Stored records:
----------------------------------------

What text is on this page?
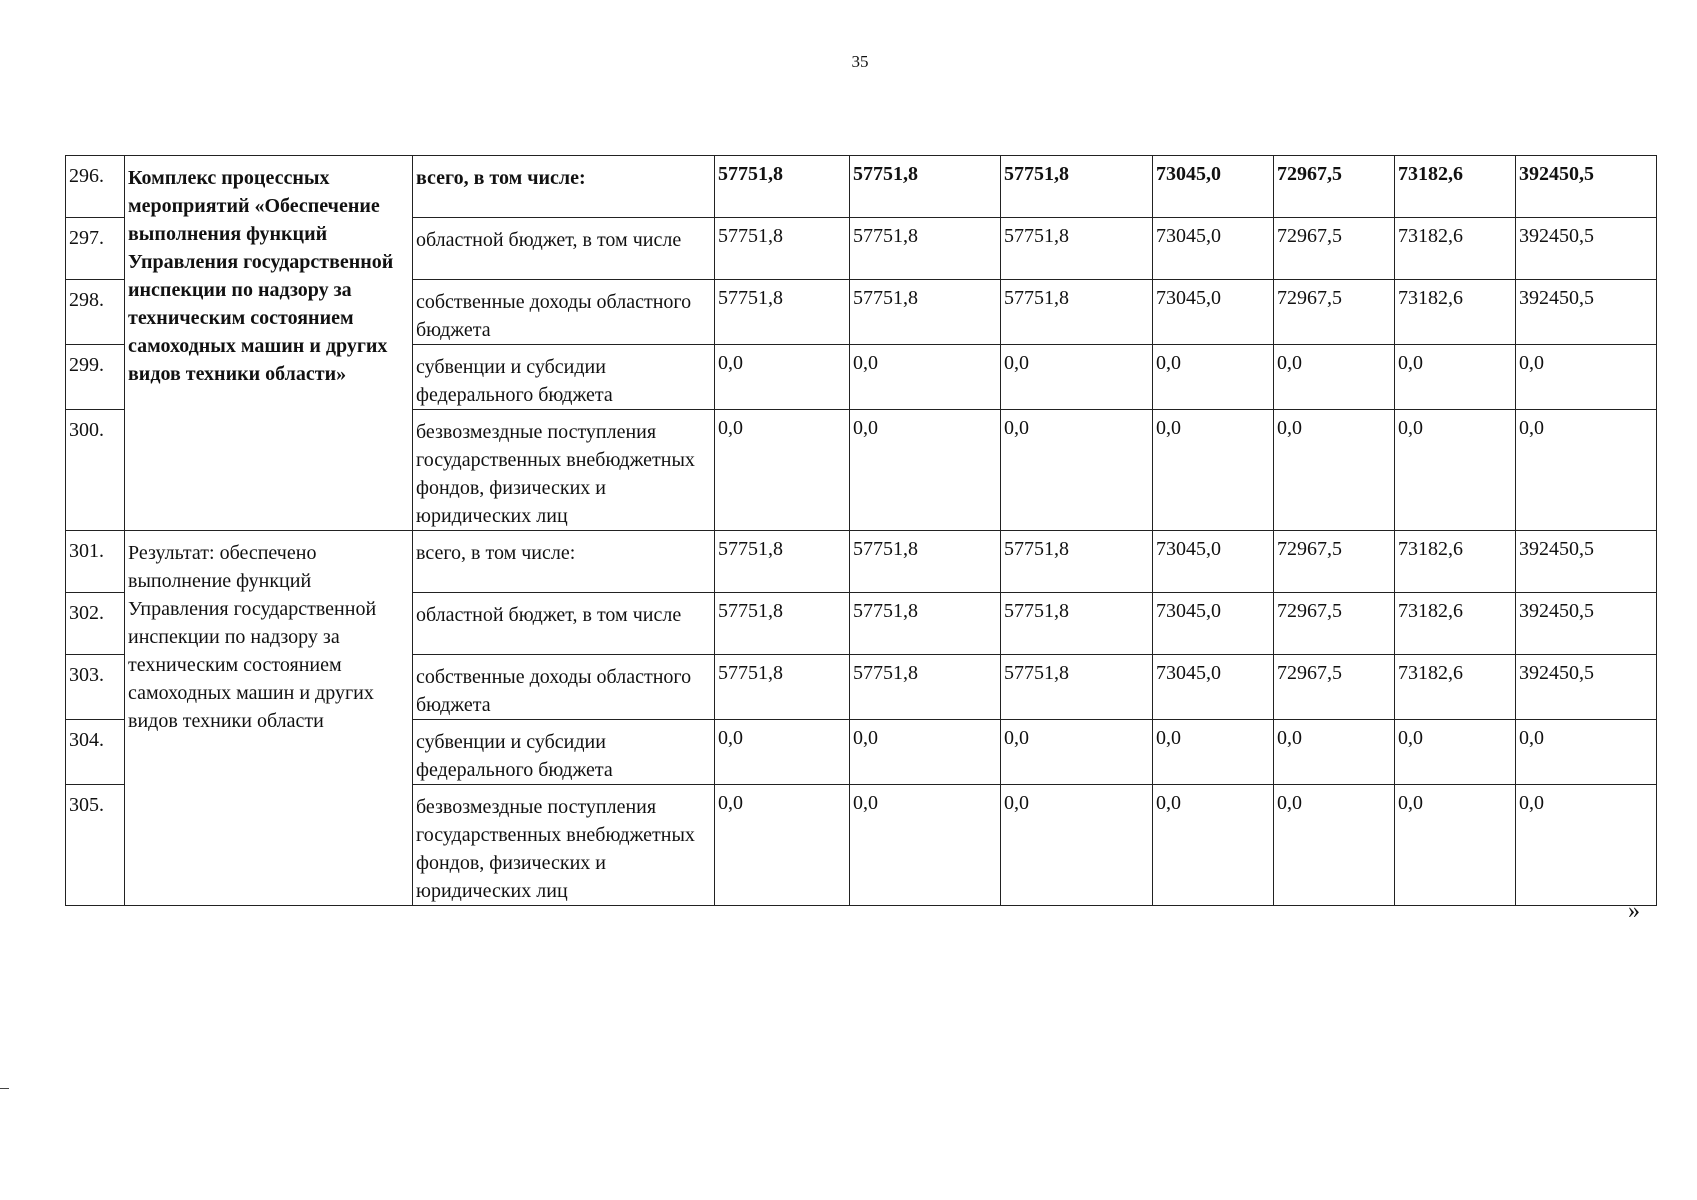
35
296.	Комплекс процессных мероприятий «Обеспечение выполнения функций Управления государственной инспекции по надзору за техническим состоянием самоходных машин и других видов техники области»	всего, в том числе:	57751,8	57751,8	57751,8	73045,0	72967,5	73182,6	392450,5
297.		областной бюджет, в том числе	57751,8	57751,8	57751,8	73045,0	72967,5	73182,6	392450,5
298.		собственные доходы областного бюджета	57751,8	57751,8	57751,8	73045,0	72967,5	73182,6	392450,5
299.		субвенции и субсидии федерального бюджета	0,0	0,0	0,0	0,0	0,0	0,0	0,0
300.		безвозмездные поступления государственных внебюджетных фондов, физических и юридических лиц	0,0	0,0	0,0	0,0	0,0	0,0	0,0
301.	Результат: обеспечено выполнение функций Управления государственной инспекции по надзору за техническим состоянием самоходных машин и других видов техники области	всего, в том числе:	57751,8	57751,8	57751,8	73045,0	72967,5	73182,6	392450,5
302.		областной бюджет, в том числе	57751,8	57751,8	57751,8	73045,0	72967,5	73182,6	392450,5
303.		собственные доходы областного бюджета	57751,8	57751,8	57751,8	73045,0	72967,5	73182,6	392450,5
304.		субвенции и субсидии федерального бюджета	0,0	0,0	0,0	0,0	0,0	0,0	0,0
305.		безвозмездные поступления государственных внебюджетных фондов, физических и юридических лиц	0,0	0,0	0,0	0,0	0,0	0,0	0,0
»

----------------------------------------

• **Exercise instructions**:
From the records given above, copy all lines containing "состоянием".

• **Output below**:
296.	Комплекс процессных мероприятий «Обеспечение выполнения функций Управления государственной инспекции по надзору за техническим состоянием самоходных машин и других видов техники области»	всего, в том числе:	57751,8	57751,8	57751,8	73045,0	72967,5	73182,6	392450,5
301.	Результат: обеспечено выполнение функций Управления государственной инспекции по надзору за техническим состоянием самоходных машин и других видов техники области	всего, в том числе:	57751,8	57751,8	57751,8	73045,0	72967,5	73182,6	392450,5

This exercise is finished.